What is the number of lines in the data that include the string "here"? Give it by itself.

[Figure content listings]
[Start of Attachment]
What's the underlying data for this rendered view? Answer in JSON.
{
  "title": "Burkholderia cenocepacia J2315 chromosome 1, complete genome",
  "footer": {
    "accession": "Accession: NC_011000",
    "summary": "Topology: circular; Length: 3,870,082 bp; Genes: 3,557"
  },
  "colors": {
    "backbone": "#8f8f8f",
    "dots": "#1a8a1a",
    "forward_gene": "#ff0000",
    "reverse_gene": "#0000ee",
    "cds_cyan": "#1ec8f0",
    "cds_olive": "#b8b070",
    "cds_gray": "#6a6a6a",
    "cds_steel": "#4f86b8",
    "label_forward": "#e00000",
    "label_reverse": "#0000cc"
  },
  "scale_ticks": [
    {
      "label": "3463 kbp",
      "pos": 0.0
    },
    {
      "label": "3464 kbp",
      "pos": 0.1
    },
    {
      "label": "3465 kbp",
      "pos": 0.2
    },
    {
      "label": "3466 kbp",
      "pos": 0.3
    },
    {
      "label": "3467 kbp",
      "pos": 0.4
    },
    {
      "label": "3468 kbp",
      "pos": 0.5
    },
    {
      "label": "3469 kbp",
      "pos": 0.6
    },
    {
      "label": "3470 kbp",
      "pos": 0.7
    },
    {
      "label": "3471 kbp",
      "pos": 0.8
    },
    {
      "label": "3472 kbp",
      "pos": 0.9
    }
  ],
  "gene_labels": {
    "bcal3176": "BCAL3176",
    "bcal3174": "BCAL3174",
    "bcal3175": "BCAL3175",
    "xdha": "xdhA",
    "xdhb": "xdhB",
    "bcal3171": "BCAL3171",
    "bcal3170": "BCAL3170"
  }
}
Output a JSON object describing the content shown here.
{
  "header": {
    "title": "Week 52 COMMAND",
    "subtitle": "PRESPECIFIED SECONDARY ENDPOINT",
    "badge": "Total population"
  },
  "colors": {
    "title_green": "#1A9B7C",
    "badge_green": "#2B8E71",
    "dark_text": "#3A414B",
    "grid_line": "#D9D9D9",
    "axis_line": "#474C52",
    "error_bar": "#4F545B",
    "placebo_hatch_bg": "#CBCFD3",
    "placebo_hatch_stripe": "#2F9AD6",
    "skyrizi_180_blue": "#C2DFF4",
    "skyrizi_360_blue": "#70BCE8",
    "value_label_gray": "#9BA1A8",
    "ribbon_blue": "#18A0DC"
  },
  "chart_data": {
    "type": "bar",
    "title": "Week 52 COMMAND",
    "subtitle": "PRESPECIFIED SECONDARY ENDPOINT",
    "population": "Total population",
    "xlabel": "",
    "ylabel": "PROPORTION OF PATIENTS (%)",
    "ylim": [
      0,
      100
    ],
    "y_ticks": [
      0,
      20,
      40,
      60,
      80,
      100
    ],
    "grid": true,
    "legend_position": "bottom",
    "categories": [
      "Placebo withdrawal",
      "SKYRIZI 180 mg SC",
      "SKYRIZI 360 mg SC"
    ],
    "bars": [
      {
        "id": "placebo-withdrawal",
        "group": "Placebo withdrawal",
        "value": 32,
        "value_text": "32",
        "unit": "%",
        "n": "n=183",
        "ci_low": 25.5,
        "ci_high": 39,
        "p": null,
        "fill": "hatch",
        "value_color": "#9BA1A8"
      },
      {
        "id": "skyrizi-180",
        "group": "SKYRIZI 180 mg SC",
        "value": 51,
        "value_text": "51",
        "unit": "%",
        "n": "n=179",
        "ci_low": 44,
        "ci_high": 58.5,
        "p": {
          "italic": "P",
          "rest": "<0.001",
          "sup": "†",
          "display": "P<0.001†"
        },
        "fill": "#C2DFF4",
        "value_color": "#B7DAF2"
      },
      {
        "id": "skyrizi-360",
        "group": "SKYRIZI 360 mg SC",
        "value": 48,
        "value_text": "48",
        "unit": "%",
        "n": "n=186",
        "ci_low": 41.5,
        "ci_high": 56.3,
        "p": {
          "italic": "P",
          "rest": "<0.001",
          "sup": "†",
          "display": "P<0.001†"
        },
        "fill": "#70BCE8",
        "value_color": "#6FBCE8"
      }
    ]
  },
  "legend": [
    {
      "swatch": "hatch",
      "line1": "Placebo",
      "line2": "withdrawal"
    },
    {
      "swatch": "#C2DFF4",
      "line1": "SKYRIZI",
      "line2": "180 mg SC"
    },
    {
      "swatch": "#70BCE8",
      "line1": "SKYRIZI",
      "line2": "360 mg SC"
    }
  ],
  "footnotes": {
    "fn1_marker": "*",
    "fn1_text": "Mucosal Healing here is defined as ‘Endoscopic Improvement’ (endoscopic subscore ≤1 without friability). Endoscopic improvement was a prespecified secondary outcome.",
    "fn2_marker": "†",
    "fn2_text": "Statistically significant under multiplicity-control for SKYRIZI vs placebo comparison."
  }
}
[End of Attachment]
#### RESPONSE TO THIS EXERCISE
2